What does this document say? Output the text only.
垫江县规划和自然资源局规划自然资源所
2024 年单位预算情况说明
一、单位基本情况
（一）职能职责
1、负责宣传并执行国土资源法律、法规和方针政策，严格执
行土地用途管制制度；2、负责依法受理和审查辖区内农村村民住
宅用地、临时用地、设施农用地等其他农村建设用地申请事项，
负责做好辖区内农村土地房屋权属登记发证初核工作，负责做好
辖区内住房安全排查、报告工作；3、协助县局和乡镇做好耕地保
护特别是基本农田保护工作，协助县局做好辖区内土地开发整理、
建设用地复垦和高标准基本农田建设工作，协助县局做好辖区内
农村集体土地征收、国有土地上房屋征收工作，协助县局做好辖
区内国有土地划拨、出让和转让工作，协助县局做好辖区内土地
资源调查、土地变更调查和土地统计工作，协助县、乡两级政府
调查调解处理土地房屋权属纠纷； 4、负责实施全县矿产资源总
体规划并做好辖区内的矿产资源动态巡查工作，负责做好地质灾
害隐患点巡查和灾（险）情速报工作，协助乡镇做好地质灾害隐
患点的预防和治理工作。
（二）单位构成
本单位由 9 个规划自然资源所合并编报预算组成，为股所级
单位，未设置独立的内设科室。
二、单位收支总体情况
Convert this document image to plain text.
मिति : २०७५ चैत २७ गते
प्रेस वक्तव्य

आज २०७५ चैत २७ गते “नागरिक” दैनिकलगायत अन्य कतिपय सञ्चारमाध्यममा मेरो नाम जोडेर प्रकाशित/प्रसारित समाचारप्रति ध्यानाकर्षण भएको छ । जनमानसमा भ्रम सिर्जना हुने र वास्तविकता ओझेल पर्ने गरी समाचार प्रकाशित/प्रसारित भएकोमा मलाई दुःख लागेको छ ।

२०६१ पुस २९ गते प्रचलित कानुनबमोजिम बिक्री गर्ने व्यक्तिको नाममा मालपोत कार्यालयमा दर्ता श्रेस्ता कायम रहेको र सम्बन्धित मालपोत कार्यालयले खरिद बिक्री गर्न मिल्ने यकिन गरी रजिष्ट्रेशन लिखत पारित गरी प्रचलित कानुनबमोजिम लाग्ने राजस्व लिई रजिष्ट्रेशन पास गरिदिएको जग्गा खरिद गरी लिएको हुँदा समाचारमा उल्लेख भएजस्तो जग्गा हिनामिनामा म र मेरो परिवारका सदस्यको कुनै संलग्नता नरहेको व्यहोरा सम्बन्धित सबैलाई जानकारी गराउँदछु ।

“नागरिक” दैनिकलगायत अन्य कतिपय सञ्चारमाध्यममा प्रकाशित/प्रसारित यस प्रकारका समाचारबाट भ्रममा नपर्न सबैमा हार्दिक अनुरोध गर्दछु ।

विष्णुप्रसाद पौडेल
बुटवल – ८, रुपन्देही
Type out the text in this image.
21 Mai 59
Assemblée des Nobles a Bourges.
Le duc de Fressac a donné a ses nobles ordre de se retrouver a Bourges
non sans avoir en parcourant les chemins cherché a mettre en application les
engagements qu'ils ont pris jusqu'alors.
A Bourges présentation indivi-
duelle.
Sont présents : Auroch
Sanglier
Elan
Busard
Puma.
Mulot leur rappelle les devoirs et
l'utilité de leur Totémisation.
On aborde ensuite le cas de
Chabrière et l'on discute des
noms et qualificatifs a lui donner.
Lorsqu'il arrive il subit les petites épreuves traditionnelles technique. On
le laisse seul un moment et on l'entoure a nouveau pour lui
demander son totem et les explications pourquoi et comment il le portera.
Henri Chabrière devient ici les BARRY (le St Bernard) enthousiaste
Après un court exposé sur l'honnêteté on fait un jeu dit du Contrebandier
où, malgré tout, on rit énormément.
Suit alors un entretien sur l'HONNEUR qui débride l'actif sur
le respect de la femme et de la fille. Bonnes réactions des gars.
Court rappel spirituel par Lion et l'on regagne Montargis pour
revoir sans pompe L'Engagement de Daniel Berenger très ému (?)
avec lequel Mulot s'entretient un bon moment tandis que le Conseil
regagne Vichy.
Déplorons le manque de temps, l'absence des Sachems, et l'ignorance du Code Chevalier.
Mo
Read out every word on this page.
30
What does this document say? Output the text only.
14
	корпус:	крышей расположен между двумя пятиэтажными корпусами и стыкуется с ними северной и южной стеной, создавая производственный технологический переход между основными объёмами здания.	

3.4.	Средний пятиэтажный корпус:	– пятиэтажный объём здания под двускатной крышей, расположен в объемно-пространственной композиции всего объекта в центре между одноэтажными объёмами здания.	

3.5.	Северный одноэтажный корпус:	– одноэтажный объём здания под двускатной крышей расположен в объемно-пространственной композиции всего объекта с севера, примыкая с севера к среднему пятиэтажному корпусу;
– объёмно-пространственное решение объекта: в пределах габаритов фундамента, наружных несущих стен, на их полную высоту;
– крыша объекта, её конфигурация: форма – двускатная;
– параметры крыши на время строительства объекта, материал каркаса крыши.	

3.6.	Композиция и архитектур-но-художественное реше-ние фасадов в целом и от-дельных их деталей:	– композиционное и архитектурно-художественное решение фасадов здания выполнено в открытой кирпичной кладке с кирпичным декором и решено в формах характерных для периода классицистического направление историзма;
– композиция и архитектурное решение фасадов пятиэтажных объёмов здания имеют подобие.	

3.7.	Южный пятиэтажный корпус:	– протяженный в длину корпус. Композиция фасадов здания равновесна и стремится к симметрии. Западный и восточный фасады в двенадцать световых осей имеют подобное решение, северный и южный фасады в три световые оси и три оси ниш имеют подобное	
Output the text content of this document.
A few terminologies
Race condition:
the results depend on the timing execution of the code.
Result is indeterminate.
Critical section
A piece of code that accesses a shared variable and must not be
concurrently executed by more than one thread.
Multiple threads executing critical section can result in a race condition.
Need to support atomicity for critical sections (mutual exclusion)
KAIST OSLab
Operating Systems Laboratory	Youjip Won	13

──────────

§ **SHORT EXERCISE**
List every line above that holds the word "объемно".

§ **REPLY**
3.4.	Средний пятиэтажный корпус:	– пятиэтажный объём здания под двускатной крышей, расположен в объемно-пространственной композиции всего объекта в центре между одноэтажными объёмами здания.	
3.5.	Северный одноэтажный корпус:	– одноэтажный объём здания под двускатной крышей расположен в объемно-пространственной композиции всего объекта с севера, примыкая с севера к среднему пятиэтажному корпусу;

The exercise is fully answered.